▶ **Problem to work on**
Exclude all pictures, then copy each of the records exactly as written.

▶ **Task material**
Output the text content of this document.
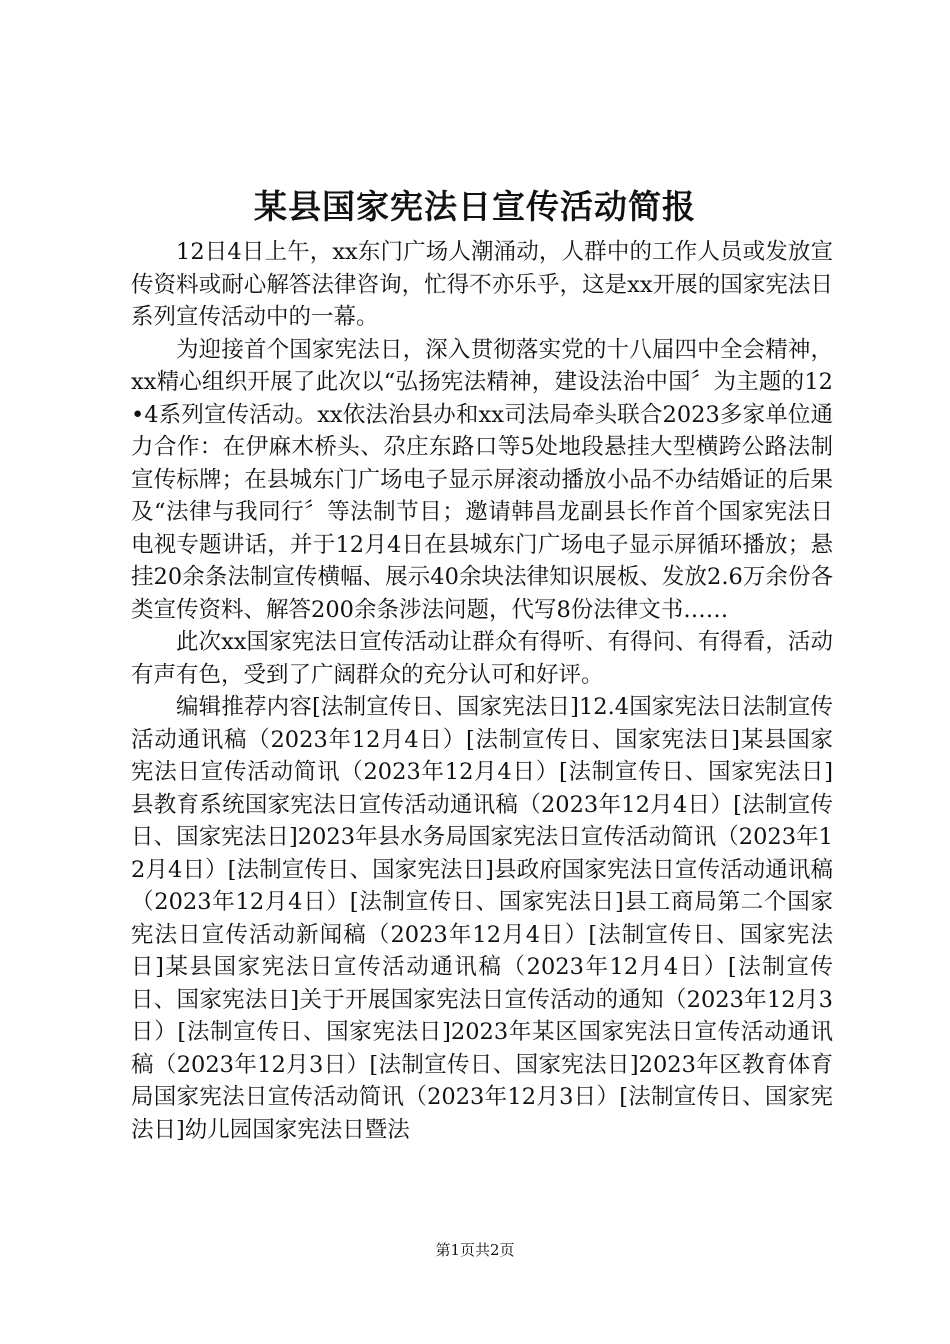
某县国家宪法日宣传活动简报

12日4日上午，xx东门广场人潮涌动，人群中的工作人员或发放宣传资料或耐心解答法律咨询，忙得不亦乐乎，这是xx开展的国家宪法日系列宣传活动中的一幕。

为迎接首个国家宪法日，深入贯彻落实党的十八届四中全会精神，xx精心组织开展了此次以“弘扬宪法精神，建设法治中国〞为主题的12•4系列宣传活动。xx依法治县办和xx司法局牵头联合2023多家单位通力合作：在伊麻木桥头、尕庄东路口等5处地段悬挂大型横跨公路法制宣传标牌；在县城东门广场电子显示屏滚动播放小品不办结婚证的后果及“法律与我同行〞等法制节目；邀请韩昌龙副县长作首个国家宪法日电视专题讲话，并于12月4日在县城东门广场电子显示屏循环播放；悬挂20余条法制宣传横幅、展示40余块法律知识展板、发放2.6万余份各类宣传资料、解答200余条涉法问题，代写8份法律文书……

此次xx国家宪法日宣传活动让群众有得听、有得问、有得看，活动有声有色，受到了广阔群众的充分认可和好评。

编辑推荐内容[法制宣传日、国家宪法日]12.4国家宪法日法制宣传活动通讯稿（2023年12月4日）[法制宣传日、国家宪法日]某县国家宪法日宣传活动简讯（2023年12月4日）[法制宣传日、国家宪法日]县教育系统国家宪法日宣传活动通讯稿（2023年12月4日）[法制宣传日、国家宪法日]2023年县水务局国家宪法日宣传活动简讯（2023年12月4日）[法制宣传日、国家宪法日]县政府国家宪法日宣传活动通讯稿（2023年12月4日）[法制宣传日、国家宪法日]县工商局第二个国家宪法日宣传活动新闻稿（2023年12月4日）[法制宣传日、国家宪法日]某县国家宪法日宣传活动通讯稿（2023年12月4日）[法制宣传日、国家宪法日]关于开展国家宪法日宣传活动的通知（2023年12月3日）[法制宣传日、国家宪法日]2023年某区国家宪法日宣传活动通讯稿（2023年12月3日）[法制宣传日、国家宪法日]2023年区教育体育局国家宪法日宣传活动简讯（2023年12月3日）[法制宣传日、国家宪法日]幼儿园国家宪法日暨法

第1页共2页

▶ **Correct response**
Output the text content of this document.
某县国家宪法日宣传活动简报

12日4日上午，xx东门广场人潮涌动，人群中的工作人员或发放宣传资料或耐心解答法律咨询，忙得不亦乐乎，这是xx开展的国家宪法日系列宣传活动中的一幕。

为迎接首个国家宪法日，深入贯彻落实党的十八届四中全会精神，xx精心组织开展了此次以“弘扬宪法精神，建设法治中国〞为主题的12•4系列宣传活动。xx依法治县办和xx司法局牵头联合2023多家单位通力合作：在伊麻木桥头、尕庄东路口等5处地段悬挂大型横跨公路法制宣传标牌；在县城东门广场电子显示屏滚动播放小品不办结婚证的后果及“法律与我同行〞等法制节目；邀请韩昌龙副县长作首个国家宪法日电视专题讲话，并于12月4日在县城东门广场电子显示屏循环播放；悬挂20余条法制宣传横幅、展示40余块法律知识展板、发放2.6万余份各类宣传资料、解答200余条涉法问题，代写8份法律文书……

此次xx国家宪法日宣传活动让群众有得听、有得问、有得看，活动有声有色，受到了广阔群众的充分认可和好评。

编辑推荐内容[法制宣传日、国家宪法日]12.4国家宪法日法制宣传活动通讯稿（2023年12月4日）[法制宣传日、国家宪法日]某县国家宪法日宣传活动简讯（2023年12月4日）[法制宣传日、国家宪法日]县教育系统国家宪法日宣传活动通讯稿（2023年12月4日）[法制宣传日、国家宪法日]2023年县水务局国家宪法日宣传活动简讯（2023年12月4日）[法制宣传日、国家宪法日]县政府国家宪法日宣传活动通讯稿（2023年12月4日）[法制宣传日、国家宪法日]县工商局第二个国家宪法日宣传活动新闻稿（2023年12月4日）[法制宣传日、国家宪法日]某县国家宪法日宣传活动通讯稿（2023年12月4日）[法制宣传日、国家宪法日]关于开展国家宪法日宣传活动的通知（2023年12月3日）[法制宣传日、国家宪法日]2023年某区国家宪法日宣传活动通讯稿（2023年12月3日）[法制宣传日、国家宪法日]2023年区教育体育局国家宪法日宣传活动简讯（2023年12月3日）[法制宣传日、国家宪法日]幼儿园国家宪法日暨法

第1页共2页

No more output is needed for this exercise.